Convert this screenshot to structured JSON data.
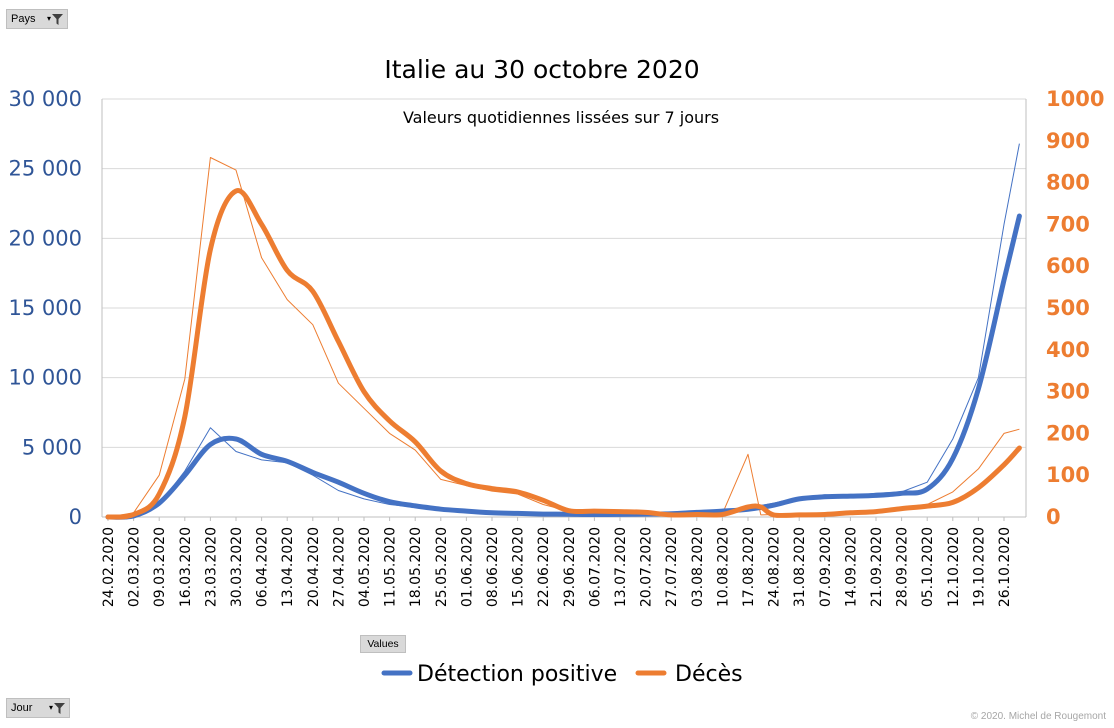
{
  "controls": {
    "pays_label": "Pays",
    "jour_label": "Jour",
    "values_label": "Values",
    "filter_icon": "filter-icon"
  },
  "copyright": "© 2020. Michel de Rougemont",
  "chart_data": {
    "type": "line",
    "title": "Italie au 30 octobre 2020",
    "subtitle": "Valeurs quotidiennes lissées sur 7 jours",
    "left_axis": {
      "range": [
        0,
        30000
      ],
      "ticks": [
        "0",
        "5 000",
        "10 000",
        "15 000",
        "20 000",
        "25 000",
        "30 000"
      ],
      "color": "#2f5597"
    },
    "right_axis": {
      "range": [
        0,
        1000
      ],
      "ticks": [
        "0",
        "100",
        "200",
        "300",
        "400",
        "500",
        "600",
        "700",
        "800",
        "900",
        "1000"
      ],
      "color": "#ed7d31"
    },
    "x_ticks": [
      "24.02.2020",
      "02.03.2020",
      "09.03.2020",
      "16.03.2020",
      "23.03.2020",
      "30.03.2020",
      "06.04.2020",
      "13.04.2020",
      "20.04.2020",
      "27.04.2020",
      "04.05.2020",
      "11.05.2020",
      "18.05.2020",
      "25.05.2020",
      "01.06.2020",
      "08.06.2020",
      "15.06.2020",
      "22.06.2020",
      "29.06.2020",
      "06.07.2020",
      "13.07.2020",
      "20.07.2020",
      "27.07.2020",
      "03.08.2020",
      "10.08.2020",
      "17.08.2020",
      "24.08.2020",
      "31.08.2020",
      "07.09.2020",
      "14.09.2020",
      "21.09.2020",
      "28.09.2020",
      "05.10.2020",
      "12.10.2020",
      "19.10.2020",
      "26.10.2020"
    ],
    "grid": true,
    "legend_position": "bottom",
    "series": [
      {
        "name": "Détection positive",
        "axis": "left",
        "color": "#4472c4",
        "smoothed_by_week": [
          [
            0,
            0
          ],
          [
            1,
            80
          ],
          [
            2,
            1000
          ],
          [
            3,
            3000
          ],
          [
            4,
            5200
          ],
          [
            5,
            5600
          ],
          [
            6,
            4500
          ],
          [
            7,
            4000
          ],
          [
            8,
            3200
          ],
          [
            9,
            2500
          ],
          [
            10,
            1700
          ],
          [
            11,
            1100
          ],
          [
            12,
            800
          ],
          [
            13,
            560
          ],
          [
            14,
            420
          ],
          [
            15,
            300
          ],
          [
            16,
            260
          ],
          [
            17,
            210
          ],
          [
            18,
            200
          ],
          [
            19,
            180
          ],
          [
            20,
            190
          ],
          [
            21,
            210
          ],
          [
            22,
            230
          ],
          [
            23,
            330
          ],
          [
            24,
            420
          ],
          [
            25,
            550
          ],
          [
            26,
            850
          ],
          [
            27,
            1300
          ],
          [
            28,
            1450
          ],
          [
            29,
            1500
          ],
          [
            30,
            1550
          ],
          [
            31,
            1700
          ],
          [
            32,
            2000
          ],
          [
            33,
            4200
          ],
          [
            34,
            9200
          ],
          [
            35,
            17000
          ],
          [
            35.6,
            21600
          ]
        ],
        "daily_by_week": [
          [
            0,
            0
          ],
          [
            1,
            150
          ],
          [
            2,
            900
          ],
          [
            3,
            3300
          ],
          [
            4,
            6400
          ],
          [
            5,
            4700
          ],
          [
            6,
            4100
          ],
          [
            7,
            3900
          ],
          [
            8,
            3000
          ],
          [
            9,
            1900
          ],
          [
            10,
            1300
          ],
          [
            11,
            900
          ],
          [
            12,
            700
          ],
          [
            13,
            500
          ],
          [
            14,
            350
          ],
          [
            15,
            270
          ],
          [
            16,
            250
          ],
          [
            17,
            200
          ],
          [
            18,
            190
          ],
          [
            19,
            170
          ],
          [
            20,
            200
          ],
          [
            21,
            250
          ],
          [
            22,
            260
          ],
          [
            23,
            380
          ],
          [
            24,
            400
          ],
          [
            25,
            650
          ],
          [
            26,
            1000
          ],
          [
            27,
            1400
          ],
          [
            28,
            1600
          ],
          [
            29,
            1500
          ],
          [
            30,
            1700
          ],
          [
            31,
            1800
          ],
          [
            32,
            2500
          ],
          [
            33,
            5600
          ],
          [
            34,
            10000
          ],
          [
            35,
            21000
          ],
          [
            35.6,
            26800
          ]
        ]
      },
      {
        "name": "Décès",
        "axis": "right",
        "color": "#ed7d31",
        "smoothed_by_week": [
          [
            0,
            0
          ],
          [
            1,
            6
          ],
          [
            2,
            55
          ],
          [
            3,
            240
          ],
          [
            4,
            640
          ],
          [
            5,
            780
          ],
          [
            6,
            700
          ],
          [
            7,
            590
          ],
          [
            8,
            540
          ],
          [
            9,
            420
          ],
          [
            10,
            300
          ],
          [
            11,
            230
          ],
          [
            12,
            180
          ],
          [
            13,
            110
          ],
          [
            14,
            80
          ],
          [
            15,
            68
          ],
          [
            16,
            60
          ],
          [
            17,
            40
          ],
          [
            18,
            15
          ],
          [
            19,
            14
          ],
          [
            20,
            13
          ],
          [
            21,
            11
          ],
          [
            22,
            5
          ],
          [
            23,
            6
          ],
          [
            24,
            6
          ],
          [
            25,
            24
          ],
          [
            25.5,
            24
          ],
          [
            26,
            5
          ],
          [
            27,
            5
          ],
          [
            28,
            6
          ],
          [
            29,
            10
          ],
          [
            30,
            13
          ],
          [
            31,
            20
          ],
          [
            32,
            26
          ],
          [
            33,
            35
          ],
          [
            34,
            70
          ],
          [
            35,
            125
          ],
          [
            35.6,
            165
          ]
        ],
        "daily_by_week": [
          [
            0,
            0
          ],
          [
            1,
            10
          ],
          [
            2,
            100
          ],
          [
            3,
            330
          ],
          [
            4,
            860
          ],
          [
            5,
            830
          ],
          [
            6,
            620
          ],
          [
            7,
            520
          ],
          [
            8,
            460
          ],
          [
            9,
            320
          ],
          [
            10,
            260
          ],
          [
            11,
            200
          ],
          [
            12,
            160
          ],
          [
            13,
            90
          ],
          [
            14,
            75
          ],
          [
            15,
            62
          ],
          [
            16,
            55
          ],
          [
            17,
            30
          ],
          [
            18,
            14
          ],
          [
            19,
            14
          ],
          [
            20,
            13
          ],
          [
            21,
            8
          ],
          [
            22,
            4
          ],
          [
            23,
            5
          ],
          [
            24,
            8
          ],
          [
            25,
            150
          ],
          [
            25.5,
            5
          ],
          [
            26,
            6
          ],
          [
            27,
            7
          ],
          [
            28,
            9
          ],
          [
            29,
            12
          ],
          [
            30,
            15
          ],
          [
            31,
            24
          ],
          [
            32,
            30
          ],
          [
            33,
            60
          ],
          [
            34,
            115
          ],
          [
            35,
            200
          ],
          [
            35.6,
            210
          ]
        ]
      }
    ]
  }
}
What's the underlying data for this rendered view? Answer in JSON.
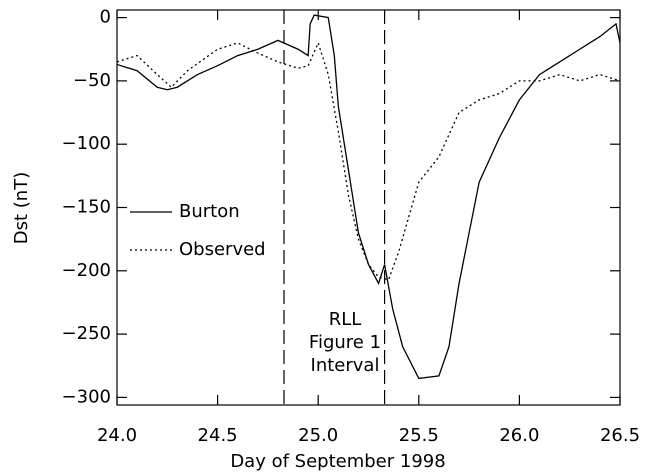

┄┄┄┄┄┄┄┄┄┄

Tell how many lines contain the word "JSON", using only the number.

## TASK RESULT:
2